→ **WRITTEN PROBLEM A**: Write out the dataset entry rows word for word, everything from the line containing "Itemize 57 of" down to the line containing "y-tick-label: 12,000: [1436, 379, 1474, 394]", with both of those lines included.

Stockfish - material balance/imbalance evaluation

Sven · Post by **Sven** » Fri May 07, 2010 11:48 am

mcostalba wrote:
Ralph Stoesser wrote:The bad bishop issue is not only a mobility issue, but a long term mobility issue.
In chess engines "long term" is called "search depth"
Ralph Stoesser wrote:By evaluating only the bishop's mobility, the engine has no knowledge about how deep behind the search horizon the mobility issue would be valid.
Are you sure ?

When we talk of "horizon" we are talking of about 20 moves ahead and counting...

For human chess players the existence of "bad" bishops vs. either "good" bishops or knights in the middlegame can be an important reason to decide about trading pieces and going into an endgame or not. This can really be a "long term" issue, especially if the pawn structure is quite stable due to blocked pawns. For an engine, even a 30-ply search in such middlegames may often end up in doing static evaluation of an early endgame position, where an estimate about "bad" bishops can be helpful.

Therefore I agree with Ralph stating that a bad bishop is not defined via current mobility only, i.e. the square color of pawns may be relevant, too, even if those pawns are currently not attacked or defended by the bishop.

(Dataset entries)
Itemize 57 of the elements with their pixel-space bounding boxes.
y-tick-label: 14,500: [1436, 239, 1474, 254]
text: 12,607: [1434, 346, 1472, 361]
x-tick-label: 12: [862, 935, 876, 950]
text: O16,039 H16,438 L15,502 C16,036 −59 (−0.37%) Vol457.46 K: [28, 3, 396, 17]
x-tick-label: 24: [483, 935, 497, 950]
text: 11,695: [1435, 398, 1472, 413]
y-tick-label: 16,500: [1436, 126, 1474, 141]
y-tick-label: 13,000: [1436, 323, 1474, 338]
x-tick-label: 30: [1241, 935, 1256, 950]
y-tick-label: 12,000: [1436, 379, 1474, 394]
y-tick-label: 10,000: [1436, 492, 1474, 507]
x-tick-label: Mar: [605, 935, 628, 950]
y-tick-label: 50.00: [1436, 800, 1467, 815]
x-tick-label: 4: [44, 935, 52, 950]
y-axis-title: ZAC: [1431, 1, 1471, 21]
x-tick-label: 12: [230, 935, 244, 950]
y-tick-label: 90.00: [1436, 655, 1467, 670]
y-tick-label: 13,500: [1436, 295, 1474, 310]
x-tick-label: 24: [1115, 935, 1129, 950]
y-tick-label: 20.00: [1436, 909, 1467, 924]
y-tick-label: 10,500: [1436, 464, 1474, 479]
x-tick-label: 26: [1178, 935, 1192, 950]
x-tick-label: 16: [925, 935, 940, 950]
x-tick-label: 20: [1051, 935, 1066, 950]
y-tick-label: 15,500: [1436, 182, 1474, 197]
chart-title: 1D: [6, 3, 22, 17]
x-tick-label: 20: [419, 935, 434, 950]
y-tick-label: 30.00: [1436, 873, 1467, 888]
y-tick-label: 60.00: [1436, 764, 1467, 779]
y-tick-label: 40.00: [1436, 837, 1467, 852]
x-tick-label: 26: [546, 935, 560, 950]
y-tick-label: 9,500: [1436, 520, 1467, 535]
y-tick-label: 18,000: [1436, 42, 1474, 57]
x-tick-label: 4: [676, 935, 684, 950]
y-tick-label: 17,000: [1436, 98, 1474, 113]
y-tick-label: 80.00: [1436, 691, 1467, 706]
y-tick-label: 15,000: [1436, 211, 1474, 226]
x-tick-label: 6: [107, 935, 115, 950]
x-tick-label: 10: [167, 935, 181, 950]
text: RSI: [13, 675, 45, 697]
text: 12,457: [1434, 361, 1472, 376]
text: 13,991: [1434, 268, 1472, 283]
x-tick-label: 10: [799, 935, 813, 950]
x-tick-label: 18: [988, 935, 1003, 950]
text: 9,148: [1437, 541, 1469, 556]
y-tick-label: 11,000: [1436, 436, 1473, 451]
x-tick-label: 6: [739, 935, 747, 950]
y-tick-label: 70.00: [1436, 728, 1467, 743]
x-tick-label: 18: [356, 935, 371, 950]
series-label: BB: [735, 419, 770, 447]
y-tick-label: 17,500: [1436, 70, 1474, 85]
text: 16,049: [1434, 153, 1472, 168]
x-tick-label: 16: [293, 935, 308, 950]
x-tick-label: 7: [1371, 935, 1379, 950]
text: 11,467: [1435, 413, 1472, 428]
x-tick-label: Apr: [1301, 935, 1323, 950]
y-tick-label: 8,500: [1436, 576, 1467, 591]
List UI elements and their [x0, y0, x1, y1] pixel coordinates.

==

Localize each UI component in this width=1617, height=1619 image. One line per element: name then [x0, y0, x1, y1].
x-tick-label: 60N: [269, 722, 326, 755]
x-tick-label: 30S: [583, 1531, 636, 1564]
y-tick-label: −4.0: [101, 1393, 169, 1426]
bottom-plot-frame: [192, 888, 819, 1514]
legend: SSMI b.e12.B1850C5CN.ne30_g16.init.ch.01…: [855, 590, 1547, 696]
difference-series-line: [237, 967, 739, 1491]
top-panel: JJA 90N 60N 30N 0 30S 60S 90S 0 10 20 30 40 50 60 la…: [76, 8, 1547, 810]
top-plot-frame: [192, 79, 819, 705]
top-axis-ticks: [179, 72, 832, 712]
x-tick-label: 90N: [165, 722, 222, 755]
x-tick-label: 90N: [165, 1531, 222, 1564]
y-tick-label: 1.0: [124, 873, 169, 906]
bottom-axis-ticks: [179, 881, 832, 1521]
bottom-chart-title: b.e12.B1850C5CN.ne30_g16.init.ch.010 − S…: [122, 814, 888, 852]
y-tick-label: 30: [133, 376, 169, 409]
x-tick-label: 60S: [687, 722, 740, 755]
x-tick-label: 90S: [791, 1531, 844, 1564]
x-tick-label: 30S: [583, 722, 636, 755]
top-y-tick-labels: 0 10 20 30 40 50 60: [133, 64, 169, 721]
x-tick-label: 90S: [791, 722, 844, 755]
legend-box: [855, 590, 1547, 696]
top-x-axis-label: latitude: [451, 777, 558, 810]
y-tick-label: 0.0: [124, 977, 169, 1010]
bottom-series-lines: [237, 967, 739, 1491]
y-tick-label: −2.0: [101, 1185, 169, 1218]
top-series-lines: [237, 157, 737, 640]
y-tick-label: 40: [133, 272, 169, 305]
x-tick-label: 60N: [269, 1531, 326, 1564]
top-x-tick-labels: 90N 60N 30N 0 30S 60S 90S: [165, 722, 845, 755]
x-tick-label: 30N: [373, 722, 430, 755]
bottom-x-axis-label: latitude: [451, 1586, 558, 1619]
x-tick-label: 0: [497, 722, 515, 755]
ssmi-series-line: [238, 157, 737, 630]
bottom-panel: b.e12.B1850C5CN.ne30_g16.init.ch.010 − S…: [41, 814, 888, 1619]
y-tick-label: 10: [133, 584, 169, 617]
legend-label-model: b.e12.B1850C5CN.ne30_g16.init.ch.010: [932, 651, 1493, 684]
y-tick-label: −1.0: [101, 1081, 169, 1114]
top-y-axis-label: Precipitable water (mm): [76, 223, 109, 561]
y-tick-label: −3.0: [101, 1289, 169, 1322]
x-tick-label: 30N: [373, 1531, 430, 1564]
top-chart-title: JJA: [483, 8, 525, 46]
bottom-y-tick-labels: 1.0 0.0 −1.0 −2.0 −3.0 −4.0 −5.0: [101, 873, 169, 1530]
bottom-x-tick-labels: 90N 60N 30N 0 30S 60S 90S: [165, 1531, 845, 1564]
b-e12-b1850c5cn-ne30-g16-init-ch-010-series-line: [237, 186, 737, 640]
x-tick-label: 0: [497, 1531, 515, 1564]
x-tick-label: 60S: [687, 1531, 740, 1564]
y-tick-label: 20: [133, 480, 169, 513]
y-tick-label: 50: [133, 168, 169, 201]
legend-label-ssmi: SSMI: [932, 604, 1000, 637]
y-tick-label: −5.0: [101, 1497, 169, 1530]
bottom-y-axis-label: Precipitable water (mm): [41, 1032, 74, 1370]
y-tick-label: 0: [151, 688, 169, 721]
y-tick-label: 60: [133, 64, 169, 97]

==

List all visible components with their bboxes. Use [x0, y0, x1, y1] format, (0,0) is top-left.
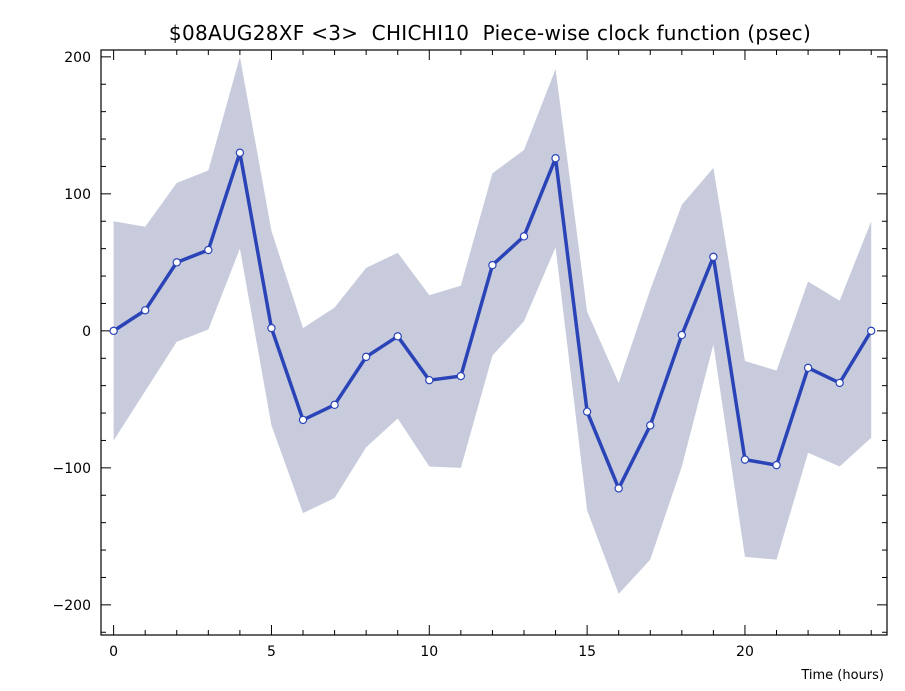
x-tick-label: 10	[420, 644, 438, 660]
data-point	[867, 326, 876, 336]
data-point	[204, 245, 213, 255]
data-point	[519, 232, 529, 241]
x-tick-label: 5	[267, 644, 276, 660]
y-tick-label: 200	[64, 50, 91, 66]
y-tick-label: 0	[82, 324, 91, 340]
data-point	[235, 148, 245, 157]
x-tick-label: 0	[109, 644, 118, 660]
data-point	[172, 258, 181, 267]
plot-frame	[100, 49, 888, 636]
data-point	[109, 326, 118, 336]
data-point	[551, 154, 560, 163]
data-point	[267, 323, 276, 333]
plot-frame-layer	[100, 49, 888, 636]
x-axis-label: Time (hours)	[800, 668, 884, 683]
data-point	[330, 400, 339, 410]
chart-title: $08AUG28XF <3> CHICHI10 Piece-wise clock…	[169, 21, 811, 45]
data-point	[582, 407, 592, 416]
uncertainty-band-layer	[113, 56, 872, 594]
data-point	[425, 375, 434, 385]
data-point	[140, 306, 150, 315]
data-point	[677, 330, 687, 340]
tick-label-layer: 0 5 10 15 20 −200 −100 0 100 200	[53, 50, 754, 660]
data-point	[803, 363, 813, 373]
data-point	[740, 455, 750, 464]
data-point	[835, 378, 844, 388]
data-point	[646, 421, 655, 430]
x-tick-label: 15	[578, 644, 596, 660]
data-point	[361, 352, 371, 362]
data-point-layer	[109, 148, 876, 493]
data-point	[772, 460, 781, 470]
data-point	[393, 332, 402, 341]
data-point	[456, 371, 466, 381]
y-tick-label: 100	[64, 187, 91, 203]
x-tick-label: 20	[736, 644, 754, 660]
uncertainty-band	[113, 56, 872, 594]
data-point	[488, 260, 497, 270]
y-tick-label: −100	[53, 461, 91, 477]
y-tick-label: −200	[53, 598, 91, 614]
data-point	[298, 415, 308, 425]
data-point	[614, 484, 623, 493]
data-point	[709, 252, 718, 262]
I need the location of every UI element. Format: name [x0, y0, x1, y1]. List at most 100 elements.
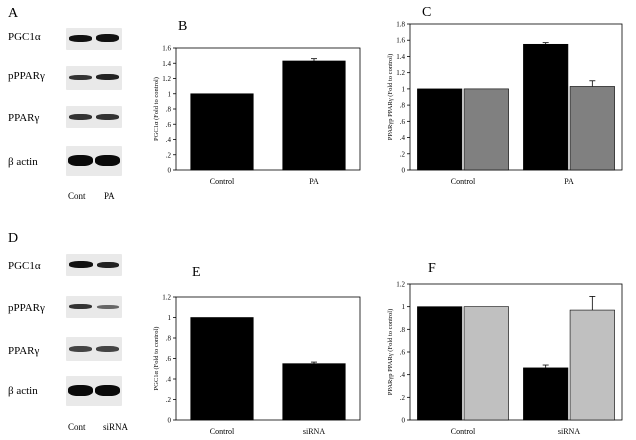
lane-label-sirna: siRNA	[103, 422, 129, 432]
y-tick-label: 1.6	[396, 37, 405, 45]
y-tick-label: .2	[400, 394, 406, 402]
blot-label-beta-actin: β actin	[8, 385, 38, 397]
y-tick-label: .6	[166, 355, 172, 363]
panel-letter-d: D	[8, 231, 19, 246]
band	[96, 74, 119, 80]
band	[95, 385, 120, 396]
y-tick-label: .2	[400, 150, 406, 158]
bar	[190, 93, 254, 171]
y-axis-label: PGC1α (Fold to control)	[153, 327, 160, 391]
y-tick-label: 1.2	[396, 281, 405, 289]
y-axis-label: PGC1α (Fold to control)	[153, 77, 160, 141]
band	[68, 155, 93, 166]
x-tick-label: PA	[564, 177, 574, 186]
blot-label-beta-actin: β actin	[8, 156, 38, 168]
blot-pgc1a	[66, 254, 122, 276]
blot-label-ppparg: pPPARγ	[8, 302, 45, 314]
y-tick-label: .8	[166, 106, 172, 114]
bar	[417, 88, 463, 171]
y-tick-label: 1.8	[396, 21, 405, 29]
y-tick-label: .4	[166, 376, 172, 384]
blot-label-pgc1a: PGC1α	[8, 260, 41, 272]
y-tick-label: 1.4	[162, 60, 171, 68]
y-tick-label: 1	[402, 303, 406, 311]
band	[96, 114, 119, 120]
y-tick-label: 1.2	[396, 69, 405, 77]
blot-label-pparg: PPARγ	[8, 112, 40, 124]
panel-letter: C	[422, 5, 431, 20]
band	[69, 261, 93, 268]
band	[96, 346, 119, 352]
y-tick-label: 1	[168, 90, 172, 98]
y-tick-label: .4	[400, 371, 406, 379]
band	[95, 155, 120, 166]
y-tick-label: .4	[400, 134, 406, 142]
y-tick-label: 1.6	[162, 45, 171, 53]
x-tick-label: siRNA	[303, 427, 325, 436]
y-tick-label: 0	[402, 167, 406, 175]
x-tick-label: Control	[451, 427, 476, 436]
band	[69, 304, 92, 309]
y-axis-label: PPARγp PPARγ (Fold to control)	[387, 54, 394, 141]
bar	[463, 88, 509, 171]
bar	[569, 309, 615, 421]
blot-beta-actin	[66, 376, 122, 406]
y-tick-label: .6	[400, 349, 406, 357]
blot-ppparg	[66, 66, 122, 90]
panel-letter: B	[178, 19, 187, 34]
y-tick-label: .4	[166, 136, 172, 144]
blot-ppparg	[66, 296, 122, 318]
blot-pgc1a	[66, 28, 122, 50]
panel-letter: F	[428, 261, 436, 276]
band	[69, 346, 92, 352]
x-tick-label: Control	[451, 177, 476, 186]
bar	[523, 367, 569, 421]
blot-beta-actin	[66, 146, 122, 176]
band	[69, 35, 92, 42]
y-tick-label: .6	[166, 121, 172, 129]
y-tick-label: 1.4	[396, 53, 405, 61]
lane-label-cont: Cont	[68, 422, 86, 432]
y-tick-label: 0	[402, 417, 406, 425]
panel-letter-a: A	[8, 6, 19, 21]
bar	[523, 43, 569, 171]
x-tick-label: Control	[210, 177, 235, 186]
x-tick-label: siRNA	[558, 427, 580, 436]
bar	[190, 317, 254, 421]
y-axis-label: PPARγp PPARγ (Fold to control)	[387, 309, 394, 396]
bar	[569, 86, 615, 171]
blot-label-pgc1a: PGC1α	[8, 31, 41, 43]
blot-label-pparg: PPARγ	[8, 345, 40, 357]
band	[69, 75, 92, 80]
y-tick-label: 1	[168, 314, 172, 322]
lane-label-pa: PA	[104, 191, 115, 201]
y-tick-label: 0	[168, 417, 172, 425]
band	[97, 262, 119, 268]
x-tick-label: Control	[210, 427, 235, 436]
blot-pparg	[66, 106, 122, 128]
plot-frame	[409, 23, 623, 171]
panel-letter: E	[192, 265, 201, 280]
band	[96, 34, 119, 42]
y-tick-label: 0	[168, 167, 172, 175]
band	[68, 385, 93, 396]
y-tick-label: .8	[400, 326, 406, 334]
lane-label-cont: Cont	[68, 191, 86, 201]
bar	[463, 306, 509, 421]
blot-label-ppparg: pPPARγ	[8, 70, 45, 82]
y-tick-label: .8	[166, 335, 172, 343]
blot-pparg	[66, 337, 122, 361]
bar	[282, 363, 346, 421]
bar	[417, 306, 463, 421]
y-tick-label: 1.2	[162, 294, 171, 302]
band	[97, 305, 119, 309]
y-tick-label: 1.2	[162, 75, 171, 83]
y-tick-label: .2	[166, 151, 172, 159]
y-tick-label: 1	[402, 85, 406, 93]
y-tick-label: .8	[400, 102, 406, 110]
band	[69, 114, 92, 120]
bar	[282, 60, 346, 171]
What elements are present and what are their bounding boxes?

→ **WRITTEN PROBLEM B**: From the forum thread on how Stockfish evaluates bad bishops, extract everything from "In chess engines" down to "Are you sure ?" word for word.

→ **RIGHT ANSWER A**:
Itemize 57 of the elements with their pixel-space bounding boxes.
y-tick-label: 14,500: [1436, 239, 1474, 254]
text: 12,607: [1434, 346, 1472, 361]
x-tick-label: 12: [862, 935, 876, 950]
text: O16,039 H16,438 L15,502 C16,036 −59 (−0.37%) Vol457.46 K: [28, 3, 396, 17]
x-tick-label: 24: [483, 935, 497, 950]
text: 11,695: [1435, 398, 1472, 413]
y-tick-label: 16,500: [1436, 126, 1474, 141]
y-tick-label: 13,000: [1436, 323, 1474, 338]
x-tick-label: 30: [1241, 935, 1256, 950]
y-tick-label: 12,000: [1436, 379, 1474, 394]

→ **RIGHT ANSWER B**:
In chess engines "long term" is called "search depth"
Ralph Stoesser wrote:By evaluating only the bishop's mobility, the engine has no knowledge about how deep behind the search horizon the mobility issue would be valid.
Are you sure ?